DOCUMENT PASSAGE:
Primary keratinocyte cell culture

Stucky lab Keratinocyte Primary Cell Culture as of Sept 2, 2024

Gather Tools and Reagents:

1. Equipment – all tools/equipment should be sprayed with 70% EtOH before placing in hood. 5-10min UV sterilization will also help reduce chance of contamination.
   1. 2x Forceps – moving coverslips and separating dermis/epidermis after dispase digestion.
   2. 1 mL pipette & pipette tips
   3. 200uL pipette & pipette tips
   4. 2x small petri dishes – labeled HBSS, Trypsin
   5. 1x 5mL centrifuge tube - labeled Dispase 
   6. Tube racks for 15/50mL conical tubes
   7. 4x 15mL conical tubes – labeled HBSS, Trypsin, Keratinocyte, Waste
   8. 1x 50mL conical – labeled EL+ w/ today’s date and your initials.
   9. 1x hemocytometer
   10. 1x 12-well plate
   11. Glass coverslips
2. Reagents
   1. EpiLife (supplemented with HKGS) (4C)
   2. HBSS- (4C)

TASK REQUIREMENTS:
Revise the part of the keratinocyte culture protocol starting at "1. 2x Forceps" and ending at "and your initials.", changing "petri dishes" to "culture dishes".

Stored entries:

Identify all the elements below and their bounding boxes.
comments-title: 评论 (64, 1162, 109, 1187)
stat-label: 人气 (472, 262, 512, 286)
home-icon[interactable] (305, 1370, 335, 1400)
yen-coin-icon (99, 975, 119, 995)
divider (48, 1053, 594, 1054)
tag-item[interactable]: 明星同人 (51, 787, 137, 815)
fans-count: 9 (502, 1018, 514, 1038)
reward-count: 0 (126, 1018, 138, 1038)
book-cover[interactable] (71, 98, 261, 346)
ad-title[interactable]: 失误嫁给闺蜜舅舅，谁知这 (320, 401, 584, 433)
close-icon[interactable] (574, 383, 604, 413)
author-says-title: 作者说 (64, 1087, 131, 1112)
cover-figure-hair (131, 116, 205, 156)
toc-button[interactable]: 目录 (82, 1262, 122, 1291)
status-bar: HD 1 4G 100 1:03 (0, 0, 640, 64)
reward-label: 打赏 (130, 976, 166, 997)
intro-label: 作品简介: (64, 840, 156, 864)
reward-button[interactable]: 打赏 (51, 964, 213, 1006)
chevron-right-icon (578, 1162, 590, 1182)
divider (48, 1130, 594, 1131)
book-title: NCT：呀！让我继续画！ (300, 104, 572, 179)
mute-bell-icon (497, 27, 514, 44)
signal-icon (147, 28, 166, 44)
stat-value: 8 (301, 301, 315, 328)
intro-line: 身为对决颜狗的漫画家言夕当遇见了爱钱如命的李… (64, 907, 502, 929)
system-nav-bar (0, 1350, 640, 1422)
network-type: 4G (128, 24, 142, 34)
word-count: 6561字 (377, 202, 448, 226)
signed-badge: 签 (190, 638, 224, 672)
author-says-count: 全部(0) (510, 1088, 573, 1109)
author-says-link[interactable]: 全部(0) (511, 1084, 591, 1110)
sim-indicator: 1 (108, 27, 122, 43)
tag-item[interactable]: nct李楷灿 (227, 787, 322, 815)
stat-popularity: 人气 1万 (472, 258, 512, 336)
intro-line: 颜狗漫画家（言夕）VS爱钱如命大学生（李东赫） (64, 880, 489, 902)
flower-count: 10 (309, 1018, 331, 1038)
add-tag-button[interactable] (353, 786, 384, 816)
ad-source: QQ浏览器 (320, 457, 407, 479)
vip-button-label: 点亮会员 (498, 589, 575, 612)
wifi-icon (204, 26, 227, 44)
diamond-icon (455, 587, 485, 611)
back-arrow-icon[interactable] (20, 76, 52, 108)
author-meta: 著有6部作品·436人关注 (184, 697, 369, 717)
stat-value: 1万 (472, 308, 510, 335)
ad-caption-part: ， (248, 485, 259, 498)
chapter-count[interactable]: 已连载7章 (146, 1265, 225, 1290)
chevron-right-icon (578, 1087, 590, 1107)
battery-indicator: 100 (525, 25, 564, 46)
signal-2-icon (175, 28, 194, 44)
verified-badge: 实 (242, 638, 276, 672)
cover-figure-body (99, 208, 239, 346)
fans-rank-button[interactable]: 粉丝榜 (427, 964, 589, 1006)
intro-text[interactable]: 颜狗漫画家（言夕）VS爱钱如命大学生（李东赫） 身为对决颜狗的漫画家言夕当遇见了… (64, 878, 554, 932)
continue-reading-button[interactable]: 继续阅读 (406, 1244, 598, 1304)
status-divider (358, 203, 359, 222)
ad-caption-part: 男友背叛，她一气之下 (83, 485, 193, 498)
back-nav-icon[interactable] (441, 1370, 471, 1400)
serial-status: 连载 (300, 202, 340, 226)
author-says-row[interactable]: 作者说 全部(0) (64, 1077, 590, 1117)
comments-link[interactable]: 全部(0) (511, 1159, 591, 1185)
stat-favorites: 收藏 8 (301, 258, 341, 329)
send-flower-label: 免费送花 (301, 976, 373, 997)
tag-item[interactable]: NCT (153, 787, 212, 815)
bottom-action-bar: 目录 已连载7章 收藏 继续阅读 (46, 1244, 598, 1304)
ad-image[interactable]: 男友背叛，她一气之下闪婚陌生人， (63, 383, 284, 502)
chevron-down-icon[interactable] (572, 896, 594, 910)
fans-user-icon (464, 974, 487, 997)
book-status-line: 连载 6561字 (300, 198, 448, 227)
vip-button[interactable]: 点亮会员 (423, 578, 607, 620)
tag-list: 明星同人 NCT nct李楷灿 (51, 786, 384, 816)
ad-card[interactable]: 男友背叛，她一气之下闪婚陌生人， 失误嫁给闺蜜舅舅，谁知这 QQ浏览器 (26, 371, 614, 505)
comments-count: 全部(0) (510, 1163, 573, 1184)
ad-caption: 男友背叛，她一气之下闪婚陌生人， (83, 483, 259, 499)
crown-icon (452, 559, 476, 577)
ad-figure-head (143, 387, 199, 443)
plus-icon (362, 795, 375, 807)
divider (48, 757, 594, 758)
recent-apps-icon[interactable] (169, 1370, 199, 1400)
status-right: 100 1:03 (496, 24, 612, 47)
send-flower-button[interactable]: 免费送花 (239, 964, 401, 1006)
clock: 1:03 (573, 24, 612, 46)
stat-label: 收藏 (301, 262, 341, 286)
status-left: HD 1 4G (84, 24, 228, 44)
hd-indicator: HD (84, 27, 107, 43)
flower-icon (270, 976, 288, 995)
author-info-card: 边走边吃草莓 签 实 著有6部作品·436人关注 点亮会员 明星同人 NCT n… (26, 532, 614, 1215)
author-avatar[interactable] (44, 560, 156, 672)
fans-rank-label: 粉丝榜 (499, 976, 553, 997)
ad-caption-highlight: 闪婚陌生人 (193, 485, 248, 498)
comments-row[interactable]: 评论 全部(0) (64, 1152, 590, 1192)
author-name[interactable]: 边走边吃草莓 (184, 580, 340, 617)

SOLUTION TO THE EXERCISE:
1. 2x Forceps – moving coverslips and separating dermis/epidermis after dispase digestion.
   2. 1 mL pipette & pipette tips
   3. 200uL pipette & pipette tips
   4. 2x small culture dishes – labeled HBSS, Trypsin
   5. 1x 5mL centrifuge tube - labeled Dispase 
   6. Tube racks for 15/50mL conical tubes
   7. 4x 15mL conical tubes – labeled HBSS, Trypsin, Keratinocyte, Waste
   8. 1x 50mL conical – labeled EL+ w/ today’s date and your initials.